▶ OBJECTIVE: Check each line of the records for "ດລາວ"; collect those that have it.

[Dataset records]
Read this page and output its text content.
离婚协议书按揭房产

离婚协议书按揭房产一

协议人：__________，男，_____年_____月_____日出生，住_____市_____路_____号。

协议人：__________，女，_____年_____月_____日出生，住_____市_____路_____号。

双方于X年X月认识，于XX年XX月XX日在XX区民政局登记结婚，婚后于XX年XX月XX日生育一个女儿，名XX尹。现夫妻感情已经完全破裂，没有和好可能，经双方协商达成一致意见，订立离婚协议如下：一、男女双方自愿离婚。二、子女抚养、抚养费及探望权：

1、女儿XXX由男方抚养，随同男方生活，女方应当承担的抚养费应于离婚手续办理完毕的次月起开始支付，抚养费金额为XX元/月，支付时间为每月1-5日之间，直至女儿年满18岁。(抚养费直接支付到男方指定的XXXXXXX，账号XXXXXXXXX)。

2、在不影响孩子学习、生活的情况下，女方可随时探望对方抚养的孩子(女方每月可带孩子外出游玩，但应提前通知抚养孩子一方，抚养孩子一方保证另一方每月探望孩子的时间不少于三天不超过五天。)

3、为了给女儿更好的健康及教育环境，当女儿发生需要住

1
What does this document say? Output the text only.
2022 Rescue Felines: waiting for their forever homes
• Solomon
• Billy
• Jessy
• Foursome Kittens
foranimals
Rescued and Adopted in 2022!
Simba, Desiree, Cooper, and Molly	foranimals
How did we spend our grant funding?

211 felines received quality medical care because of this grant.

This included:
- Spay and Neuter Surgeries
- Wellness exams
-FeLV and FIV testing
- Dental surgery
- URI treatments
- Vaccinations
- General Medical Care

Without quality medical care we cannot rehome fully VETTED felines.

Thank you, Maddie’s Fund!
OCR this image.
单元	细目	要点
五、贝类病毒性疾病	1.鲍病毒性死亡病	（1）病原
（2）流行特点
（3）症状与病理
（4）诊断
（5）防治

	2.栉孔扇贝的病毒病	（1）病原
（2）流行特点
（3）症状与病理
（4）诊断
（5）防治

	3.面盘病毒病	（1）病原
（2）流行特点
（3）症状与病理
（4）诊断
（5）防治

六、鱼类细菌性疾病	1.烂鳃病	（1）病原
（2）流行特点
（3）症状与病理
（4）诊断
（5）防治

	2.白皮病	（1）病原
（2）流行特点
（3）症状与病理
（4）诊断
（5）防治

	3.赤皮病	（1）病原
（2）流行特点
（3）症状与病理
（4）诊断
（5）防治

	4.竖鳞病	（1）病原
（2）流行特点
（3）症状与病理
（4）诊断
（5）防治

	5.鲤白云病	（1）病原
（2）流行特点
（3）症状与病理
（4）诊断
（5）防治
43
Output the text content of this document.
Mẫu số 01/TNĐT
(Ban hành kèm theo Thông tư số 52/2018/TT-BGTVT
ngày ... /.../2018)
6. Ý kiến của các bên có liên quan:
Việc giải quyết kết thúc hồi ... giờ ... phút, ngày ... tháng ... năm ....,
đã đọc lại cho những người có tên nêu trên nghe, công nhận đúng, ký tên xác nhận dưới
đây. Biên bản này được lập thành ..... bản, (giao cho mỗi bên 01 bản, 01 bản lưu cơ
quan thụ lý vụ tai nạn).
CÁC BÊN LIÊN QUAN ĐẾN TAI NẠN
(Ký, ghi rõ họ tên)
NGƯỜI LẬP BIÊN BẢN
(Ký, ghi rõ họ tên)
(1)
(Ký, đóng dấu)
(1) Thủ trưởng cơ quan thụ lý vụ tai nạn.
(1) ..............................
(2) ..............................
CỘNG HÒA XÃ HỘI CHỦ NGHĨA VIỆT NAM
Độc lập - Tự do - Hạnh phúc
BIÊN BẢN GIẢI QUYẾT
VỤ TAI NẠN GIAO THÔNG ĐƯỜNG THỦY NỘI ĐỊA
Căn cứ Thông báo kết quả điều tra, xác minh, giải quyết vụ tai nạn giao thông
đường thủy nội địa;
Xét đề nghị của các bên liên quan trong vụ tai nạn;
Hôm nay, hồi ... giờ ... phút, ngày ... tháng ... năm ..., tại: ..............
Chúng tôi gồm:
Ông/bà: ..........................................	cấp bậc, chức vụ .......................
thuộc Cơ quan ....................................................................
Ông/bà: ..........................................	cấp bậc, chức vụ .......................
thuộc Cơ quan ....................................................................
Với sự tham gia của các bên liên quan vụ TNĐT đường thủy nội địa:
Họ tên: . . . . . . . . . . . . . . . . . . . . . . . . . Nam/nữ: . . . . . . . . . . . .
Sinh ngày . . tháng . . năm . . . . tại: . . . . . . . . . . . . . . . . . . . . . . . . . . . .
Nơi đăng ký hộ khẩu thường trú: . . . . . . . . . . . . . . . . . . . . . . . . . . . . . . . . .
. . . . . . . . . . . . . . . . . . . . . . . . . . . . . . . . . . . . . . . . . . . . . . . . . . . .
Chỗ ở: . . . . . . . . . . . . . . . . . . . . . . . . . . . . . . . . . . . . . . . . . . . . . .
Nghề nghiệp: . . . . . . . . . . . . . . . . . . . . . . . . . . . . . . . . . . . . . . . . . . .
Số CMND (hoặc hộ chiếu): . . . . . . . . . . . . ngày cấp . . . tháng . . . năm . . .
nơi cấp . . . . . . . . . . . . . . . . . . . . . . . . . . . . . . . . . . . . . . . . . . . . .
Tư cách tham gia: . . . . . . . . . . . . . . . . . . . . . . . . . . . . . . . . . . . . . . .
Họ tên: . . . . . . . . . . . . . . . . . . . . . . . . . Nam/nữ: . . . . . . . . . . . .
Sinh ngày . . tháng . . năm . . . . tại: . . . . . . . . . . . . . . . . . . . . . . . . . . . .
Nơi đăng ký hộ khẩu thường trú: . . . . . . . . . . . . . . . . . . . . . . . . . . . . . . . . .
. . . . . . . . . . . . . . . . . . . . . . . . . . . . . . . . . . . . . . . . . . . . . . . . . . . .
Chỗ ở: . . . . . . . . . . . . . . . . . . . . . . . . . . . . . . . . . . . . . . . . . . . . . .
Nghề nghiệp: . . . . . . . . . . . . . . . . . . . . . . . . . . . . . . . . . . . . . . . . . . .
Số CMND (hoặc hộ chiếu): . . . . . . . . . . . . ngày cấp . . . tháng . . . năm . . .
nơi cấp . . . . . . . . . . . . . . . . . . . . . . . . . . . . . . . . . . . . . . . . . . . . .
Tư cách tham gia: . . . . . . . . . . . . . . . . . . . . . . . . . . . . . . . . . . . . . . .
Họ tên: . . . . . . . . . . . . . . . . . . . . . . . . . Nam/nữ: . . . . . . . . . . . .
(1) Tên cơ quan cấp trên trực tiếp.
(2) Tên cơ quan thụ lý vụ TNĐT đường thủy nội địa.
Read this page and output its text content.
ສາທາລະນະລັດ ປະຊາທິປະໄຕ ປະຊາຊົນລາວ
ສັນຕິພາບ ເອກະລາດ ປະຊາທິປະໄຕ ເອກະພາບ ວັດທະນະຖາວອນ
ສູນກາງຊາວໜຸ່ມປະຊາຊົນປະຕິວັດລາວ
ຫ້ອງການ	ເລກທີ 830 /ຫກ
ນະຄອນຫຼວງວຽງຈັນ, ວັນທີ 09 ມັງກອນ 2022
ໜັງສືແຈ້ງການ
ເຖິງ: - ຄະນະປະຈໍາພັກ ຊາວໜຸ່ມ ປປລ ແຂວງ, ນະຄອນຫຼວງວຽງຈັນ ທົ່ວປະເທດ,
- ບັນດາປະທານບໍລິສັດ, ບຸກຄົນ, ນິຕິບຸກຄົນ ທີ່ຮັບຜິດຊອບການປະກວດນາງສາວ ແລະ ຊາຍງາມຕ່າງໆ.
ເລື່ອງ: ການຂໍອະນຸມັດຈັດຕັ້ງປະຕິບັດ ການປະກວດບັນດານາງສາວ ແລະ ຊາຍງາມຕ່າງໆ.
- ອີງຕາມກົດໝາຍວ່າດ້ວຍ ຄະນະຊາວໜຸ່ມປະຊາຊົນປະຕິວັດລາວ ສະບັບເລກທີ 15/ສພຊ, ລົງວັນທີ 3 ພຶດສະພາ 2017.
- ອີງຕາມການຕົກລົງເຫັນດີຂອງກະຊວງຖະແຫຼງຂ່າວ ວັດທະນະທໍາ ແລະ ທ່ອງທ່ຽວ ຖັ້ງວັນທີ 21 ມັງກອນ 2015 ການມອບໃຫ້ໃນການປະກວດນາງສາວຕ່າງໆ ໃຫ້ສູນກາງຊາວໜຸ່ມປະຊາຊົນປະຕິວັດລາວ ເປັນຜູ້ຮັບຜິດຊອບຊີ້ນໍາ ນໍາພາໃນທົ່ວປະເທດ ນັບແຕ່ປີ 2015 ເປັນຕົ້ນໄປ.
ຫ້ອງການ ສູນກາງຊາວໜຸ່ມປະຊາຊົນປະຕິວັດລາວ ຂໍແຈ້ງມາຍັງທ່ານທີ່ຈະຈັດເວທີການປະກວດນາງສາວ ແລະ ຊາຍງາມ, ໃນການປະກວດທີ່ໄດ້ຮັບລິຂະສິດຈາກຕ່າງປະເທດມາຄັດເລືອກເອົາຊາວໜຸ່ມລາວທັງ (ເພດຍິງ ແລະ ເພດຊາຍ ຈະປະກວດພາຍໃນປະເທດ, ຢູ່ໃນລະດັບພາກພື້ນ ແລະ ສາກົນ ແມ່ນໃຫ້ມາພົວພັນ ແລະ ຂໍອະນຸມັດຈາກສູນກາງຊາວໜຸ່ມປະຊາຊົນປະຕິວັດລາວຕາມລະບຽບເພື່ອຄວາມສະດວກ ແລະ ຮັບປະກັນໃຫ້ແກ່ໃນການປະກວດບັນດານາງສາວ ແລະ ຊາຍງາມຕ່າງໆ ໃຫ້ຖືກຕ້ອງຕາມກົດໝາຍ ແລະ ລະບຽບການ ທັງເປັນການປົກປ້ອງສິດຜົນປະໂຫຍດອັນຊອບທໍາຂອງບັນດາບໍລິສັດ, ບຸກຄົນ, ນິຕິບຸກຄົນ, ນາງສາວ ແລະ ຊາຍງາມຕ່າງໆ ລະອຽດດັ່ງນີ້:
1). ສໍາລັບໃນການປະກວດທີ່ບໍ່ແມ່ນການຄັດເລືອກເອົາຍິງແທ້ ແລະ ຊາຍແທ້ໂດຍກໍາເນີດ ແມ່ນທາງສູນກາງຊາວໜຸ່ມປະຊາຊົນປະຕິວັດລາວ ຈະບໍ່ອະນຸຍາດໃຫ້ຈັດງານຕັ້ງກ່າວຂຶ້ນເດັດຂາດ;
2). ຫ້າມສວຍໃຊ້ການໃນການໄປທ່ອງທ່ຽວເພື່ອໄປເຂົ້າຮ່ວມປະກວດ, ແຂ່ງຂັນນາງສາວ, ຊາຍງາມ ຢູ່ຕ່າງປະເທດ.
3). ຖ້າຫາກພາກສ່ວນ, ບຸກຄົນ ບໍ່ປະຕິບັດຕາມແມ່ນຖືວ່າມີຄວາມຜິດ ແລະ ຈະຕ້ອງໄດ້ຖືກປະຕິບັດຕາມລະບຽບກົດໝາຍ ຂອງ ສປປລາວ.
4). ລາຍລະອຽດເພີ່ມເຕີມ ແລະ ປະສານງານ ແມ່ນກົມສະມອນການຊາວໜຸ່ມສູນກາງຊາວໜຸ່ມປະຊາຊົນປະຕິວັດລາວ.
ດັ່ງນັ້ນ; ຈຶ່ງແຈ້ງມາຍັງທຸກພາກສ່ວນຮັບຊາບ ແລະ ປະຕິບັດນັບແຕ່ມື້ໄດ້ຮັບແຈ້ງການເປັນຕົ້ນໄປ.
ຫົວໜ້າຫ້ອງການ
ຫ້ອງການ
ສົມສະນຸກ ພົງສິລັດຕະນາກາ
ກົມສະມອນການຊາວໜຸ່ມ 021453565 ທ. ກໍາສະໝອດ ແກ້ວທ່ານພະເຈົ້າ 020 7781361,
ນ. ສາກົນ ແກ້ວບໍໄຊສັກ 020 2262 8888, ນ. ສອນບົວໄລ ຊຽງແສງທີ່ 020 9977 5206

▶ THE REPLY:
ສູນກາງຊາວໜຸ່ມປະຊາຊົນປະຕິວັດລາວ
- ອີງຕາມກົດໝາຍວ່າດ້ວຍ ຄະນະຊາວໜຸ່ມປະຊາຊົນປະຕິວັດລາວ ສະບັບເລກທີ 15/ສພຊ, ລົງວັນທີ 3 ພຶດສະພາ 2017.
- ອີງຕາມການຕົກລົງເຫັນດີຂອງກະຊວງຖະແຫຼງຂ່າວ ວັດທະນະທໍາ ແລະ ທ່ອງທ່ຽວ ຖັ້ງວັນທີ 21 ມັງກອນ 2015 ການມອບໃຫ້ໃນການປະກວດນາງສາວຕ່າງໆ ໃຫ້ສູນກາງຊາວໜຸ່ມປະຊາຊົນປະຕິວັດລາວ ເປັນຜູ້ຮັບຜິດຊອບຊີ້ນໍາ ນໍາພາໃນທົ່ວປະເທດ ນັບແຕ່ປີ 2015 ເປັນຕົ້ນໄປ.
ຫ້ອງການ ສູນກາງຊາວໜຸ່ມປະຊາຊົນປະຕິວັດລາວ ຂໍແຈ້ງມາຍັງທ່ານທີ່ຈະຈັດເວທີການປະກວດນາງສາວ ແລະ ຊາຍງາມ, ໃນການປະກວດທີ່ໄດ້ຮັບລິຂະສິດຈາກຕ່າງປະເທດມາຄັດເລືອກເອົາຊາວໜຸ່ມລາວທັງ (ເພດຍິງ ແລະ ເພດຊາຍ ຈະປະກວດພາຍໃນປະເທດ, ຢູ່ໃນລະດັບພາກພື້ນ ແລະ ສາກົນ ແມ່ນໃຫ້ມາພົວພັນ ແລະ ຂໍອະນຸມັດຈາກສູນກາງຊາວໜຸ່ມປະຊາຊົນປະຕິວັດລາວຕາມລະບຽບເພື່ອຄວາມສະດວກ ແລະ ຮັບປະກັນໃຫ້ແກ່ໃນການປະກວດບັນດານາງສາວ ແລະ ຊາຍງາມຕ່າງໆ ໃຫ້ຖືກຕ້ອງຕາມກົດໝາຍ ແລະ ລະບຽບການ ທັງເປັນການປົກປ້ອງສິດຜົນປະໂຫຍດອັນຊອບທໍາຂອງບັນດາບໍລິສັດ, ບຸກຄົນ, ນິຕິບຸກຄົນ, ນາງສາວ ແລະ ຊາຍງາມຕ່າງໆ ລະອຽດດັ່ງນີ້:
1). ສໍາລັບໃນການປະກວດທີ່ບໍ່ແມ່ນການຄັດເລືອກເອົາຍິງແທ້ ແລະ ຊາຍແທ້ໂດຍກໍາເນີດ ແມ່ນທາງສູນກາງຊາວໜຸ່ມປະຊາຊົນປະຕິວັດລາວ ຈະບໍ່ອະນຸຍາດໃຫ້ຈັດງານຕັ້ງກ່າວຂຶ້ນເດັດຂາດ;
4). ລາຍລະອຽດເພີ່ມເຕີມ ແລະ ປະສານງານ ແມ່ນກົມສະມອນການຊາວໜຸ່ມສູນກາງຊາວໜຸ່ມປະຊາຊົນປະຕິວັດລາວ.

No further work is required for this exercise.